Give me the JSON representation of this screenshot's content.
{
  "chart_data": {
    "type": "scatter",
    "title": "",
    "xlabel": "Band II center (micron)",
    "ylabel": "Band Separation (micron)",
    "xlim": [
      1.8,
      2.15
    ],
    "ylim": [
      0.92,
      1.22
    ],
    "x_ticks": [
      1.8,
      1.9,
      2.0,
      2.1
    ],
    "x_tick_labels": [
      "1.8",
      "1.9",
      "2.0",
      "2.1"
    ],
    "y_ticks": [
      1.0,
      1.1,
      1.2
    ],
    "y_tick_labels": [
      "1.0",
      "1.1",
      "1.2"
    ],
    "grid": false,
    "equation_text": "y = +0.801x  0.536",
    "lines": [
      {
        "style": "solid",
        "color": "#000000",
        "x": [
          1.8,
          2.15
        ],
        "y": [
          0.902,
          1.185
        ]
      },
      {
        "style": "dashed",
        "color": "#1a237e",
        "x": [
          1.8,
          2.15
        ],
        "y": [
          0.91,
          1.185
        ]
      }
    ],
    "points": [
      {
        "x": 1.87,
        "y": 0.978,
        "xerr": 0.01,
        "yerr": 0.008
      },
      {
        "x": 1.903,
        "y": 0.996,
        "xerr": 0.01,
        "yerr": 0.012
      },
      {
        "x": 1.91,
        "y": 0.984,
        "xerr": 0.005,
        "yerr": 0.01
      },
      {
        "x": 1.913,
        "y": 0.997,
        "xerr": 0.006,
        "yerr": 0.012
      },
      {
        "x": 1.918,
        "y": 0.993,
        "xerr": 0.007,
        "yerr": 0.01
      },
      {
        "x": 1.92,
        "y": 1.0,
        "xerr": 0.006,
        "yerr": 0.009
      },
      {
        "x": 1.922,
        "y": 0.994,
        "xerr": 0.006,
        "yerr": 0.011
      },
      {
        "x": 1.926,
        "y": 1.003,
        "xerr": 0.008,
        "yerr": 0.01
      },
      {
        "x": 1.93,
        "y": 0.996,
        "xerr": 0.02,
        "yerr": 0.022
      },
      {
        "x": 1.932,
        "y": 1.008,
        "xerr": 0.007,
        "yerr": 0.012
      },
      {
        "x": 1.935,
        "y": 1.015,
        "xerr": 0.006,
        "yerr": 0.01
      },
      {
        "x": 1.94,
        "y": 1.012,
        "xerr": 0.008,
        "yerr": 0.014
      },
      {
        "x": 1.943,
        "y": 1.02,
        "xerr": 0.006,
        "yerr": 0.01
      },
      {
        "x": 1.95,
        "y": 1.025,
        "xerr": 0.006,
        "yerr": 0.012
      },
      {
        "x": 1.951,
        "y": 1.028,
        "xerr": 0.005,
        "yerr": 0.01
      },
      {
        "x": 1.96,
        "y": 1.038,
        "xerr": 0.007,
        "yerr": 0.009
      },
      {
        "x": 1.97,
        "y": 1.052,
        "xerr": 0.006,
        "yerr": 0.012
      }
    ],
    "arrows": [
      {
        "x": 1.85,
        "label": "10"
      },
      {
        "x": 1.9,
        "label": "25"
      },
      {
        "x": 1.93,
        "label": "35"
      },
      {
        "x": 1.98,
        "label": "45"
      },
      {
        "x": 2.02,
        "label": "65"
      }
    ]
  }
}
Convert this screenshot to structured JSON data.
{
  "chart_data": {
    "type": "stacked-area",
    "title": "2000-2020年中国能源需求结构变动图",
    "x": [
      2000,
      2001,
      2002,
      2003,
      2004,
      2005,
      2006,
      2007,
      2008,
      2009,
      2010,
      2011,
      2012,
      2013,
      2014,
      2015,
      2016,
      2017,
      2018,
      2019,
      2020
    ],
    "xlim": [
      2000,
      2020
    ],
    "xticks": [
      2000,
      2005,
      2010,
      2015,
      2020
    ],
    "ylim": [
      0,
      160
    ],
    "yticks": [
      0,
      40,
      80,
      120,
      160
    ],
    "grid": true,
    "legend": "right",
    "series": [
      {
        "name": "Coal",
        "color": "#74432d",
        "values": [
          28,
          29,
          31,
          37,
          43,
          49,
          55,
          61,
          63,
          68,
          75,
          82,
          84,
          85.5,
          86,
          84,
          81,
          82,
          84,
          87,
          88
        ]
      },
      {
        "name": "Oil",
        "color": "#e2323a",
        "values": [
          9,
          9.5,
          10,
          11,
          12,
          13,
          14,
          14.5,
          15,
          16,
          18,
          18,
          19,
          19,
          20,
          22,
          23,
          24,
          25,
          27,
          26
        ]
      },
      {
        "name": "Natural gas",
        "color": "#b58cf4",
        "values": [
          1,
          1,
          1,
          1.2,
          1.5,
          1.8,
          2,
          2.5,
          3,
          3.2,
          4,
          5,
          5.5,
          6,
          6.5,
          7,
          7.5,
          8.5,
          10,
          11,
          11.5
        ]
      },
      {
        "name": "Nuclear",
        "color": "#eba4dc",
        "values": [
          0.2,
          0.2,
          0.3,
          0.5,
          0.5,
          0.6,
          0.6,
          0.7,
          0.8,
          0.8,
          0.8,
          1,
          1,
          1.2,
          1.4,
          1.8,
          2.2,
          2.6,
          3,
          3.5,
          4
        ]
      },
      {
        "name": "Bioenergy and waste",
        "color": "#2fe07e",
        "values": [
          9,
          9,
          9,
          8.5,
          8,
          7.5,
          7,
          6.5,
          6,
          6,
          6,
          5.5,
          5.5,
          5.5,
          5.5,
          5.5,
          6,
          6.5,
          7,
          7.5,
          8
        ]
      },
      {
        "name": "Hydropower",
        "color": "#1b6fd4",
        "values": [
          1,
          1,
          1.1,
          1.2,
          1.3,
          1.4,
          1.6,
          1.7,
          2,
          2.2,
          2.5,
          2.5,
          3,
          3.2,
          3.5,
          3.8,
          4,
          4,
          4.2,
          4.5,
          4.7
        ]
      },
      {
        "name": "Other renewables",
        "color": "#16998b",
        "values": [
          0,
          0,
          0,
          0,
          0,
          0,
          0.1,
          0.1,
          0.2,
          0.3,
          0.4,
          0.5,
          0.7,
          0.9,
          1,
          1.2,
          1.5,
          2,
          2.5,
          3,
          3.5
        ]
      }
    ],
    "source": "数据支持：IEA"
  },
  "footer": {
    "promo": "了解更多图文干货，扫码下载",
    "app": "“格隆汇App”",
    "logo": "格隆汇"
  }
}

******************************

• **Exercise prompt**
Take every line from the data that contains the word "JSON".

• **The answer**
Give me the JSON representation of this screenshot's content.
Convert this screenshot to structured JSON data.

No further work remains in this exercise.